* _INSTRUCTION 1_: Reproduce the listing word for word, from its first line up to and including the line that contains "54, 712, 72]".

* _EXTRACT_:
>> Begin

Frequently asked questions

How to prepare Swedish Meatballs?

It’s a pretty straightforward recipe! A mix of ground beef and pork, torn white bread, milk, special seasonings like nutmeg and allspice, and a few other ingredients all get mixed together and then fried in a pan til golden brown. After that, the drippings are used to make a truly amazing brown gravy made with butter, beef broth, and cream (yum) to pour over the top. See the step-by-step above in the post or below in the recipe card for more details!

What makes Swedish meatballs different?

Unlike the ubiquitous Italian meatball with its heavy oregano and basil seasoning and red sauce (delicious), the Swedish meatball uses warming spices like nutmeg and allspice, and is topped in a creamy, savory brown gravy. Not only that, but traditionally there are very specific sides that accompany the meatballs.

What are Swedish meatballs served with?

>> End

* _EXTRACTED ENTRIES_:
>> Begin

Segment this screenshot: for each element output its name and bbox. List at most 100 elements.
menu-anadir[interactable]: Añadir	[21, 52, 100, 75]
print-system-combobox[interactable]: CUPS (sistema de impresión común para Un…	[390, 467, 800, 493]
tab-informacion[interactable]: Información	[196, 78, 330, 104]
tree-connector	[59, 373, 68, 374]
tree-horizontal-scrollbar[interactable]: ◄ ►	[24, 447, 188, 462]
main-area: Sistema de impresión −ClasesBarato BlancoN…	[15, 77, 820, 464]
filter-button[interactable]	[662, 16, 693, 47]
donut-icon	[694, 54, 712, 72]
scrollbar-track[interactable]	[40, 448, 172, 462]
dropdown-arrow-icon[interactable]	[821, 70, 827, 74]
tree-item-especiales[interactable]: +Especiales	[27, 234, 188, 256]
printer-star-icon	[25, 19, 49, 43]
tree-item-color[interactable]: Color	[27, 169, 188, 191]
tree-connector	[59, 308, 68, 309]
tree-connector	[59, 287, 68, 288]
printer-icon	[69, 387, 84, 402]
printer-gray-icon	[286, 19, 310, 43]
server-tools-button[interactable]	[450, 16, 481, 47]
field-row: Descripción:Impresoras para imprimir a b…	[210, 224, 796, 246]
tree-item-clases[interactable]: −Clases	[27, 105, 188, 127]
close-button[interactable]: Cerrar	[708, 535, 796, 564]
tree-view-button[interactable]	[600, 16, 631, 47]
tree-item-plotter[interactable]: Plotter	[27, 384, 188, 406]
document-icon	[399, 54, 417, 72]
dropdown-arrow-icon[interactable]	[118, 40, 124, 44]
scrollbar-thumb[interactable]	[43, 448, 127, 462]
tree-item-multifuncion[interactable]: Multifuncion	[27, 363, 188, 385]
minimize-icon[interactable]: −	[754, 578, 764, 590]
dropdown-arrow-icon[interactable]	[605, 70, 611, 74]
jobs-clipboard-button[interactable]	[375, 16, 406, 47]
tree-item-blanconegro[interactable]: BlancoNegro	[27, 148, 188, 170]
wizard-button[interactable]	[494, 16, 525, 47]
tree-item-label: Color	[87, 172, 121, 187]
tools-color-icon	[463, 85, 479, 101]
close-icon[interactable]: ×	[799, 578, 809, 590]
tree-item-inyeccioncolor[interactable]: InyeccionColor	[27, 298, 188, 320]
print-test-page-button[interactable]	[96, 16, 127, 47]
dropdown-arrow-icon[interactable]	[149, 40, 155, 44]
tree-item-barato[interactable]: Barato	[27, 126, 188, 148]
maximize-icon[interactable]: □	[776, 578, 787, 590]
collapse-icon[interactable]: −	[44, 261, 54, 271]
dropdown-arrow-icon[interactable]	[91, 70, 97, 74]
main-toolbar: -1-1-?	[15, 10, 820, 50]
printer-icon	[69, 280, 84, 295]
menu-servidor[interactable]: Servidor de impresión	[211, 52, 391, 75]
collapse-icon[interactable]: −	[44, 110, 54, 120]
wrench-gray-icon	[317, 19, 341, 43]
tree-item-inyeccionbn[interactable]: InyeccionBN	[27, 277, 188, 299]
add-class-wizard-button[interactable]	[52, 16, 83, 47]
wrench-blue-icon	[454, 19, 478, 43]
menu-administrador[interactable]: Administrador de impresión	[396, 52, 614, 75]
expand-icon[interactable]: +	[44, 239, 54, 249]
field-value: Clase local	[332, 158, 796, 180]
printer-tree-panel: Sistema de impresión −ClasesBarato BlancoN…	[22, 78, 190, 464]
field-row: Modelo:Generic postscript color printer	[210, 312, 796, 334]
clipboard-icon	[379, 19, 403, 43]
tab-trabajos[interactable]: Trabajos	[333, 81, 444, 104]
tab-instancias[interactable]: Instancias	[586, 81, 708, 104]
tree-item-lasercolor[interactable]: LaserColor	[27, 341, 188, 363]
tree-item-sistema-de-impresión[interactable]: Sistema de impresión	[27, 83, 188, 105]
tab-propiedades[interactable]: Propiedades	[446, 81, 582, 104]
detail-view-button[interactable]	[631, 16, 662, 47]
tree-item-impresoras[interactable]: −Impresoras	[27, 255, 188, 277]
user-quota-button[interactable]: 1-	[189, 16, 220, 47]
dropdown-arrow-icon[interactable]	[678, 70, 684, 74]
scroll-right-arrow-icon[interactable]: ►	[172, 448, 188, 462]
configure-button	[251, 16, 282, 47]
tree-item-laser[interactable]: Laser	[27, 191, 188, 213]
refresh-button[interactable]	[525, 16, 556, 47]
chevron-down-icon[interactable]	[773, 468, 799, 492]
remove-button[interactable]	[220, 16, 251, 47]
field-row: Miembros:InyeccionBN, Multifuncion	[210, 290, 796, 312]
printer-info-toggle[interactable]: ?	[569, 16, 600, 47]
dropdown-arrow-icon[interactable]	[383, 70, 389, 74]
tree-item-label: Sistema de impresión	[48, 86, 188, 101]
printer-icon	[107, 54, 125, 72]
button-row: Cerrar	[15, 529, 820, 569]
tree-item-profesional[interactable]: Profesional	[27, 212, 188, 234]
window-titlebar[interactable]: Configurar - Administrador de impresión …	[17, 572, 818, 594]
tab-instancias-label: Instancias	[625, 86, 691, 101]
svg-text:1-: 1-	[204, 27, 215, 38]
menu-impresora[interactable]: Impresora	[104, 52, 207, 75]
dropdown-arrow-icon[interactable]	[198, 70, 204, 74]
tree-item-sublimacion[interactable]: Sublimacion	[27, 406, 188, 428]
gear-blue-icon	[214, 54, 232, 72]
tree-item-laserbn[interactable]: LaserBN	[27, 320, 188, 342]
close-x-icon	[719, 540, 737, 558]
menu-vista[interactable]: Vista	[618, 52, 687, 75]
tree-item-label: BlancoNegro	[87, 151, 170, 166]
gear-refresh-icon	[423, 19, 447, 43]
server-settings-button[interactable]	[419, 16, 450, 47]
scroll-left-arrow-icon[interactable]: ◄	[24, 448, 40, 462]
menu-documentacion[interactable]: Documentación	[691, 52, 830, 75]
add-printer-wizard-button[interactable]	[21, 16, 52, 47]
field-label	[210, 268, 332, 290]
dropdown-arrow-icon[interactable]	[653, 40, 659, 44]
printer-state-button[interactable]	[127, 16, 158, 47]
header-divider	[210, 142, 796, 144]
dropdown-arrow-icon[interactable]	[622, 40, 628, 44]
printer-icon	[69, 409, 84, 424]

>> End

* _INSTRUCTION 2_: Carry on the Swedish meatballs FAQ from the point where it stops.

* _RESULT 1_:
Segment this screenshot: for each element output its name and bbox. List at most 100 elements.
menu-anadir[interactable]: Añadir	[21, 52, 100, 75]
print-system-combobox[interactable]: CUPS (sistema de impresión común para Un…	[390, 467, 800, 493]
tab-informacion[interactable]: Información	[196, 78, 330, 104]
tree-connector	[59, 373, 68, 374]
tree-horizontal-scrollbar[interactable]: ◄ ►	[24, 447, 188, 462]
main-area: Sistema de impresión −ClasesBarato BlancoN…	[15, 77, 820, 464]
filter-button[interactable]	[662, 16, 693, 47]
donut-icon	[694, 54, 712, 72]

* _RESULT 2_:
Swedish meatballs have a pretty set menu of sides! Potatoes are a given, or noodles are a good sub. Lingonberry jam. And traditionally, pickled cucumbers are served. In our family, our traditional menu includes boiled or Mashed Potatoes, Lingonberry or Cranberry sauce, Sauteed Carrots and Shallots, and Tomato Aspic. This is of course, after the traditional appetizers of a Relish Tray, Rye Bread with butter, Liver Pate, Pickled Herring with saltine crackers, and Flatbread.

a large wooden spoon stirring together swedish meatballs and creamy gravy.

More Swedish recipes from Grandma Prudy

Grandma Prudy was born in Minnesota to Swedish immigrant parents, and carried on their homeland food traditions her whole life. Read more about Prudy on my Rye Bread post.

More savory main dishes to try

Canned Soup Version

Swedish Meatball Recipe Crockpot

Here is the original photo from when I posted these the first time back in 2013! (This canned soup version of the recipe is in the notes of the recipe card.) Here is the story I wrote from back in the day, when I was pregnant with Truman:

I think I might be nesting. Or maybe I’m just finally reaching what most people would consider a normal level of cleanliness. We’ll see how long it lasts. Today I scrubbed my oven within an inch of its life. I deep cleaned my Kitchenaid. I did all the laundry in the house. Changed all the sheets. I even cooked dinner. Yet somehow I managed to avoid the biohazard level of dirty dishes that were literally overflowing my sink. You know those days, when the dishes are stacked so high that it’s impossible to fill your water  pitcher without bailing in water from a cup, and you can’t wash your hands without lifting up your elbows.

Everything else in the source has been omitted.